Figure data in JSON
* start *

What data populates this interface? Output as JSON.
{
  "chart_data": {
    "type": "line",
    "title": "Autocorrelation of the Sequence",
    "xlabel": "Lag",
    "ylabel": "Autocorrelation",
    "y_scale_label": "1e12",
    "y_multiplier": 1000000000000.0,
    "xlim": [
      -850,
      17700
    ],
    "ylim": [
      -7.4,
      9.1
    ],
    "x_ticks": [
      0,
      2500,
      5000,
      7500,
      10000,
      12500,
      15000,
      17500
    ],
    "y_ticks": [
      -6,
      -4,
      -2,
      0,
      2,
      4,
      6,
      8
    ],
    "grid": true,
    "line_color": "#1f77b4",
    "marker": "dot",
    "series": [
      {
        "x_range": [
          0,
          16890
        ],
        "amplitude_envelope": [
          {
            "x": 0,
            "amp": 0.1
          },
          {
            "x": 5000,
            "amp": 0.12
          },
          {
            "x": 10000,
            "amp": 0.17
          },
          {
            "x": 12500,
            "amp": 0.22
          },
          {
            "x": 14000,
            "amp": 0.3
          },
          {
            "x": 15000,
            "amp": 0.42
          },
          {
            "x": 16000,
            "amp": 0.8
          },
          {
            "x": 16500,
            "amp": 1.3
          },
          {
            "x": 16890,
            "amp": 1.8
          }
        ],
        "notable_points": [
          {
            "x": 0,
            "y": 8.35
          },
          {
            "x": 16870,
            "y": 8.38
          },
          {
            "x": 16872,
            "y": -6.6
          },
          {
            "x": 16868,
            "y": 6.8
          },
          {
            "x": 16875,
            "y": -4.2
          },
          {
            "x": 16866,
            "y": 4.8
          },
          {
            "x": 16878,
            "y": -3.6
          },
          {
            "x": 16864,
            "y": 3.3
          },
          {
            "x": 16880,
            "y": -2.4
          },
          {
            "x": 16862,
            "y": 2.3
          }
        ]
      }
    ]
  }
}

* end *

* **WORK TO BE COMPLETED**
Copy out the whole listing exactly.

* **EXERCISE OUTPUT**
What data populates this interface? Output as JSON.
{
  "chart_data": {
    "type": "line",
    "title": "Autocorrelation of the Sequence",
    "xlabel": "Lag",
    "ylabel": "Autocorrelation",
    "y_scale_label": "1e12",
    "y_multiplier": 1000000000000.0,
    "xlim": [
      -850,
      17700
    ],
    "ylim": [
      -7.4,
      9.1
    ],
    "x_ticks": [
      0,
      2500,
      5000,
      7500,
      10000,
      12500,
      15000,
      17500
    ],
    "y_ticks": [
      -6,
      -4,
      -2,
      0,
      2,
      4,
      6,
      8
    ],
    "grid": true,
    "line_color": "#1f77b4",
    "marker": "dot",
    "series": [
      {
        "x_range": [
          0,
          16890
        ],
        "amplitude_envelope": [
          {
            "x": 0,
            "amp": 0.1
          },
          {
            "x": 5000,
            "amp": 0.12
          },
          {
            "x": 10000,
            "amp": 0.17
          },
          {
            "x": 12500,
            "amp": 0.22
          },
          {
            "x": 14000,
            "amp": 0.3
          },
          {
            "x": 15000,
            "amp": 0.42
          },
          {
            "x": 16000,
            "amp": 0.8
          },
          {
            "x": 16500,
            "amp": 1.3
          },
          {
            "x": 16890,
            "amp": 1.8
          }
        ],
        "notable_points": [
          {
            "x": 0,
            "y": 8.35
          },
          {
            "x": 16870,
            "y": 8.38
          },
          {
            "x": 16872,
            "y": -6.6
          },
          {
            "x": 16868,
            "y": 6.8
          },
          {
            "x": 16875,
            "y": -4.2
          },
          {
            "x": 16866,
            "y": 4.8
          },
          {
            "x": 16878,
            "y": -3.6
          },
          {
            "x": 16864,
            "y": 3.3
          },
          {
            "x": 16880,
            "y": -2.4
          },
          {
            "x": 16862,
            "y": 2.3
          }
        ]
      }
    ]
  }
}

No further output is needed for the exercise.